Excerpt from a dataset
= = =
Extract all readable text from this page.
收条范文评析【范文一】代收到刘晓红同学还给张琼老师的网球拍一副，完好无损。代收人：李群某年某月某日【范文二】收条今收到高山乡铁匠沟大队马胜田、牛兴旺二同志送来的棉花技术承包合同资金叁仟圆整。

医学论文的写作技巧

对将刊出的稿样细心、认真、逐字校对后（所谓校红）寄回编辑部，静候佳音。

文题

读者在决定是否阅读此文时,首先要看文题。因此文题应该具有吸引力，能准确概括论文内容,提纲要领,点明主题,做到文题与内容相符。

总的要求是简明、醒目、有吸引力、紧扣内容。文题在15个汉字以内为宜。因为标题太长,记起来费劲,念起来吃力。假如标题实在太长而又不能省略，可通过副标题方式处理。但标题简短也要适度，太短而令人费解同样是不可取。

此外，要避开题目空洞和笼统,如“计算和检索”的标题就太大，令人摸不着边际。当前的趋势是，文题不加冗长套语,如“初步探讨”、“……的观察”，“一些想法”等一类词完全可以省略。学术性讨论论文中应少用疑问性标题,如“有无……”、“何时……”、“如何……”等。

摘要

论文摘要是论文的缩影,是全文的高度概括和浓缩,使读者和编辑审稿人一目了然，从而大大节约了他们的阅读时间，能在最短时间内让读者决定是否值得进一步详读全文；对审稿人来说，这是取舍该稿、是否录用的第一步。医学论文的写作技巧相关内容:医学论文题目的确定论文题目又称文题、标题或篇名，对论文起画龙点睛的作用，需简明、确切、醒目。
= = =
TASK -
Copy all the records above exactly, missing none.

FINAL RESULT -
Extract all readable text from this page.
收条范文评析【范文一】代收到刘晓红同学还给张琼老师的网球拍一副，完好无损。代收人：李群某年某月某日【范文二】收条今收到高山乡铁匠沟大队马胜田、牛兴旺二同志送来的棉花技术承包合同资金叁仟圆整。

医学论文的写作技巧

对将刊出的稿样细心、认真、逐字校对后（所谓校红）寄回编辑部，静候佳音。

文题

读者在决定是否阅读此文时,首先要看文题。因此文题应该具有吸引力，能准确概括论文内容,提纲要领,点明主题,做到文题与内容相符。

总的要求是简明、醒目、有吸引力、紧扣内容。文题在15个汉字以内为宜。因为标题太长,记起来费劲,念起来吃力。假如标题实在太长而又不能省略，可通过副标题方式处理。但标题简短也要适度，太短而令人费解同样是不可取。

此外，要避开题目空洞和笼统,如“计算和检索”的标题就太大，令人摸不着边际。当前的趋势是，文题不加冗长套语,如“初步探讨”、“……的观察”，“一些想法”等一类词完全可以省略。学术性讨论论文中应少用疑问性标题,如“有无……”、“何时……”、“如何……”等。

摘要

论文摘要是论文的缩影,是全文的高度概括和浓缩,使读者和编辑审稿人一目了然，从而大大节约了他们的阅读时间，能在最短时间内让读者决定是否值得进一步详读全文；对审稿人来说，这是取舍该稿、是否录用的第一步。医学论文的写作技巧相关内容:医学论文题目的确定论文题目又称文题、标题或篇名，对论文起画龙点睛的作用，需简明、确切、醒目。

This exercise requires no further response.